# START OF Provided records
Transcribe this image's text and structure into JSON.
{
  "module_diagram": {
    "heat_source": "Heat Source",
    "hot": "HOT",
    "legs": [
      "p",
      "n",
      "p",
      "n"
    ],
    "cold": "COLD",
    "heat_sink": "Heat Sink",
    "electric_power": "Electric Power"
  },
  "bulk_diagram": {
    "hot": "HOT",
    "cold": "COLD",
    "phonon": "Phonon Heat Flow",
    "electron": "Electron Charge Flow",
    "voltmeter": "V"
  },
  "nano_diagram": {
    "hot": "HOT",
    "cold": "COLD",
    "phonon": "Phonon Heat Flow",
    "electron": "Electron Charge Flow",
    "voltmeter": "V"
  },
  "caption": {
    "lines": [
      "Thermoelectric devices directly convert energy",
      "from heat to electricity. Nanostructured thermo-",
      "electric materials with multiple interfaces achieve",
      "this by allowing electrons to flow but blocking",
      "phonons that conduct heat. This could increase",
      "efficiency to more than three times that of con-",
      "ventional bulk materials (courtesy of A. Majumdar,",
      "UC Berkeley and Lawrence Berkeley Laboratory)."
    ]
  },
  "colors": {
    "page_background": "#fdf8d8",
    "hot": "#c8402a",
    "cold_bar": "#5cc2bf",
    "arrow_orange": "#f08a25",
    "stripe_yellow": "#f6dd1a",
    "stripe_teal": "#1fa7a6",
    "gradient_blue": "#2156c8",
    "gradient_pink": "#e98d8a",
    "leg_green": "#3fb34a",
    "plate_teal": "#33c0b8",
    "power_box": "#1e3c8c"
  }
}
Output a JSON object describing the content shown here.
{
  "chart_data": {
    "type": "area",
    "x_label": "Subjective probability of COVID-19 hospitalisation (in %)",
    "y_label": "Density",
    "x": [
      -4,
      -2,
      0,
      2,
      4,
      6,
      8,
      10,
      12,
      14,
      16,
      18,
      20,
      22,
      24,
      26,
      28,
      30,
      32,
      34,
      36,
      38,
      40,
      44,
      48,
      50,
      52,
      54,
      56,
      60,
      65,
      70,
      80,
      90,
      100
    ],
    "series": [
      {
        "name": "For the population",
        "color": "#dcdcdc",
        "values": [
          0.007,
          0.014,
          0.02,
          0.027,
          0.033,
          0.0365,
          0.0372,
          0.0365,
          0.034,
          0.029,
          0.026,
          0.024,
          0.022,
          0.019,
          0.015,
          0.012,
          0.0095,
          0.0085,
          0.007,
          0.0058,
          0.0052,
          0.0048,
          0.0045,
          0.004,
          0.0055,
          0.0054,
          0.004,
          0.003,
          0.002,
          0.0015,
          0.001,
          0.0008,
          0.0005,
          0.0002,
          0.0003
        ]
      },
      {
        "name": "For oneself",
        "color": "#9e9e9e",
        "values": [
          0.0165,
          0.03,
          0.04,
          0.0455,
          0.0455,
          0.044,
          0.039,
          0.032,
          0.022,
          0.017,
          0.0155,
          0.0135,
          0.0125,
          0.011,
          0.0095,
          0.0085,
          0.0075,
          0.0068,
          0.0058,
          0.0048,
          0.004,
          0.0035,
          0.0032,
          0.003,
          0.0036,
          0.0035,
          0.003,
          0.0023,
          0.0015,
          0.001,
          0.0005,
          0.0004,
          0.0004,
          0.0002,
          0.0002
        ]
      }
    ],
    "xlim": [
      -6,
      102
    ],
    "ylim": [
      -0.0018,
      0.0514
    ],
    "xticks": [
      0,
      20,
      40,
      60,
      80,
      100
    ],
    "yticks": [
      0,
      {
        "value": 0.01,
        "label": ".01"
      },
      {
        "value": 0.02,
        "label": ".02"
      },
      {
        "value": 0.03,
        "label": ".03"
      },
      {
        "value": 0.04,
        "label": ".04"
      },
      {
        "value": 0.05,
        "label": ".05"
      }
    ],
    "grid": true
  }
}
# END OF Provided records
The problem: Retype all of the entries precisely as they are.

Problem solution:
Transcribe this image's text and structure into JSON.
{
  "module_diagram": {
    "heat_source": "Heat Source",
    "hot": "HOT",
    "legs": [
      "p",
      "n",
      "p",
      "n"
    ],
    "cold": "COLD",
    "heat_sink": "Heat Sink",
    "electric_power": "Electric Power"
  },
  "bulk_diagram": {
    "hot": "HOT",
    "cold": "COLD",
    "phonon": "Phonon Heat Flow",
    "electron": "Electron Charge Flow",
    "voltmeter": "V"
  },
  "nano_diagram": {
    "hot": "HOT",
    "cold": "COLD",
    "phonon": "Phonon Heat Flow",
    "electron": "Electron Charge Flow",
    "voltmeter": "V"
  },
  "caption": {
    "lines": [
      "Thermoelectric devices directly convert energy",
      "from heat to electricity. Nanostructured thermo-",
      "electric materials with multiple interfaces achieve",
      "this by allowing electrons to flow but blocking",
      "phonons that conduct heat. This could increase",
      "efficiency to more than three times that of con-",
      "ventional bulk materials (courtesy of A. Majumdar,",
      "UC Berkeley and Lawrence Berkeley Laboratory)."
    ]
  },
  "colors": {
    "page_background": "#fdf8d8",
    "hot": "#c8402a",
    "cold_bar": "#5cc2bf",
    "arrow_orange": "#f08a25",
    "stripe_yellow": "#f6dd1a",
    "stripe_teal": "#1fa7a6",
    "gradient_blue": "#2156c8",
    "gradient_pink": "#e98d8a",
    "leg_green": "#3fb34a",
    "plate_teal": "#33c0b8",
    "power_box": "#1e3c8c"
  }
}
Output a JSON object describing the content shown here.
{
  "chart_data": {
    "type": "area",
    "x_label": "Subjective probability of COVID-19 hospitalisation (in %)",
    "y_label": "Density",
    "x": [
      -4,
      -2,
      0,
      2,
      4,
      6,
      8,
      10,
      12,
      14,
      16,
      18,
      20,
      22,
      24,
      26,
      28,
      30,
      32,
      34,
      36,
      38,
      40,
      44,
      48,
      50,
      52,
      54,
      56,
      60,
      65,
      70,
      80,
      90,
      100
    ],
    "series": [
      {
        "name": "For the population",
        "color": "#dcdcdc",
        "values": [
          0.007,
          0.014,
          0.02,
          0.027,
          0.033,
          0.0365,
          0.0372,
          0.0365,
          0.034,
          0.029,
          0.026,
          0.024,
          0.022,
          0.019,
          0.015,
          0.012,
          0.0095,
          0.0085,
          0.007,
          0.0058,
          0.0052,
          0.0048,
          0.0045,
          0.004,
          0.0055,
          0.0054,
          0.004,
          0.003,
          0.002,
          0.0015,
          0.001,
          0.0008,
          0.0005,
          0.0002,
          0.0003
        ]
      },
      {
        "name": "For oneself",
        "color": "#9e9e9e",
        "values": [
          0.0165,
          0.03,
          0.04,
          0.0455,
          0.0455,
          0.044,
          0.039,
          0.032,
          0.022,
          0.017,
          0.0155,
          0.0135,
          0.0125,
          0.011,
          0.0095,
          0.0085,
          0.0075,
          0.0068,
          0.0058,
          0.0048,
          0.004,
          0.0035,
          0.0032,
          0.003,
          0.0036,
          0.0035,
          0.003,
          0.0023,
          0.0015,
          0.001,
          0.0005,
          0.0004,
          0.0004,
          0.0002,
          0.0002
        ]
      }
    ],
    "xlim": [
      -6,
      102
    ],
    "ylim": [
      -0.0018,
      0.0514
    ],
    "xticks": [
      0,
      20,
      40,
      60,
      80,
      100
    ],
    "yticks": [
      0,
      {
        "value": 0.01,
        "label": ".01"
      },
      {
        "value": 0.02,
        "label": ".02"
      },
      {
        "value": 0.03,
        "label": ".03"
      },
      {
        "value": 0.04,
        "label": ".04"
      },
      {
        "value": 0.05,
        "label": ".05"
      }
    ],
    "grid": true
  }
}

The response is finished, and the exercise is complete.